# [Records for this task]
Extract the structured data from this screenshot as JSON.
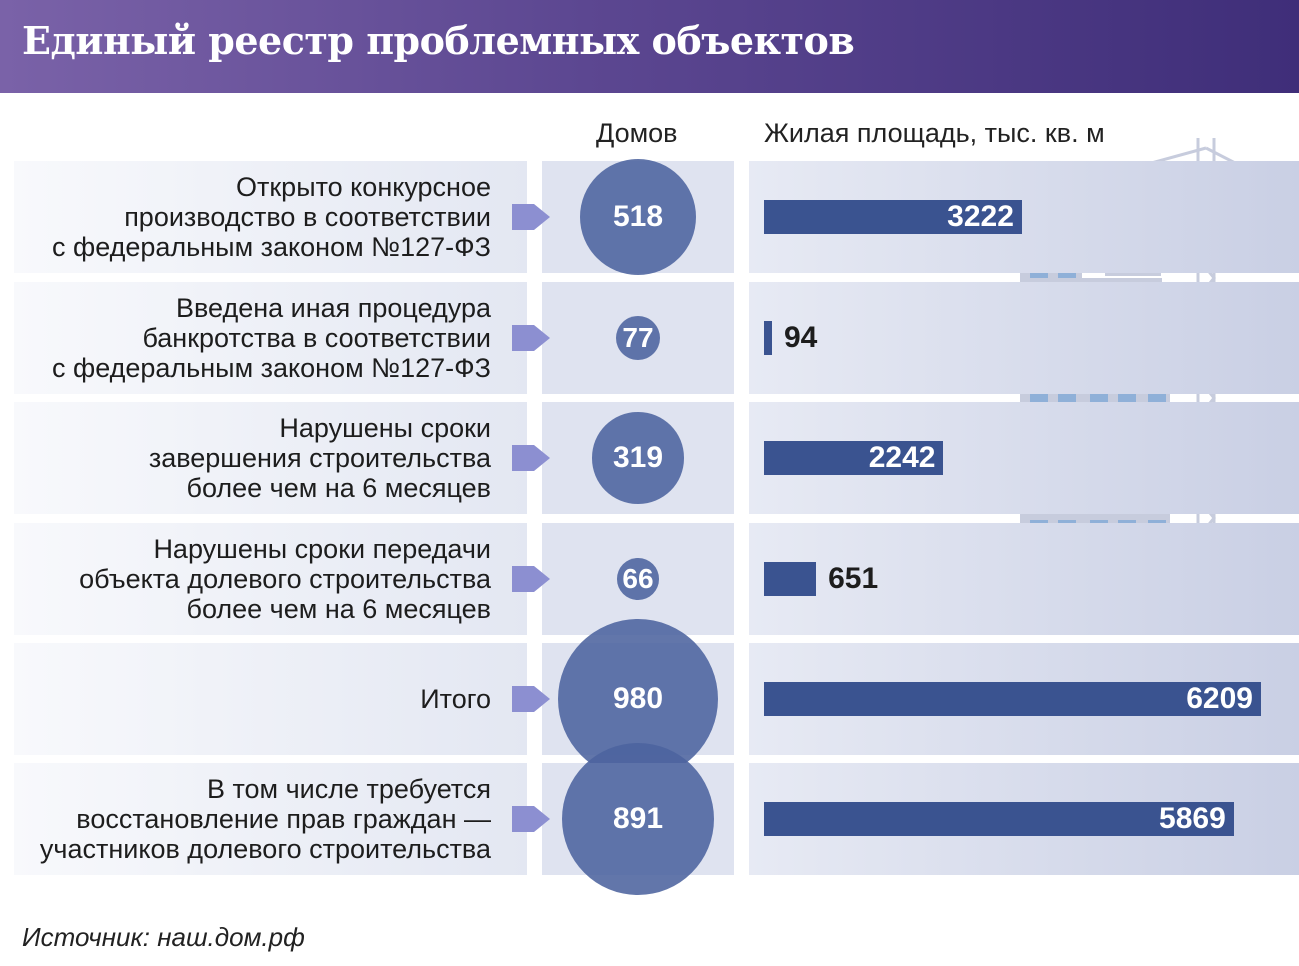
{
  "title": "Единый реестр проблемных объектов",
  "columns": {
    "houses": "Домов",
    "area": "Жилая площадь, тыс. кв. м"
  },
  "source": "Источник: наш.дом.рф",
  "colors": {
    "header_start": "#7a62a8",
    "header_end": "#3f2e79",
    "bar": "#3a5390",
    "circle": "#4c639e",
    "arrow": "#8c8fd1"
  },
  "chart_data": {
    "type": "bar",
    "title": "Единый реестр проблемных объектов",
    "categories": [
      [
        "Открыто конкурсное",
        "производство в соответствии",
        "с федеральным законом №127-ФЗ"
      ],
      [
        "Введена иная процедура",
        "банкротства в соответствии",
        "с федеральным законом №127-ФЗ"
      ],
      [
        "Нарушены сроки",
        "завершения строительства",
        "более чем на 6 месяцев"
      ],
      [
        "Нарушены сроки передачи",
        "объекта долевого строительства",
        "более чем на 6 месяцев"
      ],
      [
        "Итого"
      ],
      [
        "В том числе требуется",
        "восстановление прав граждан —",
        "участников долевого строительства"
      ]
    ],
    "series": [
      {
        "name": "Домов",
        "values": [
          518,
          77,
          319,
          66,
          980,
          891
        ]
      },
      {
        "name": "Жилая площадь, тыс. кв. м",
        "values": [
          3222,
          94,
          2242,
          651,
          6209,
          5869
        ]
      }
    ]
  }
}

# [What is required]
State how many lines of the records above contain the word "реестр", giving only that number.

# [Result]
2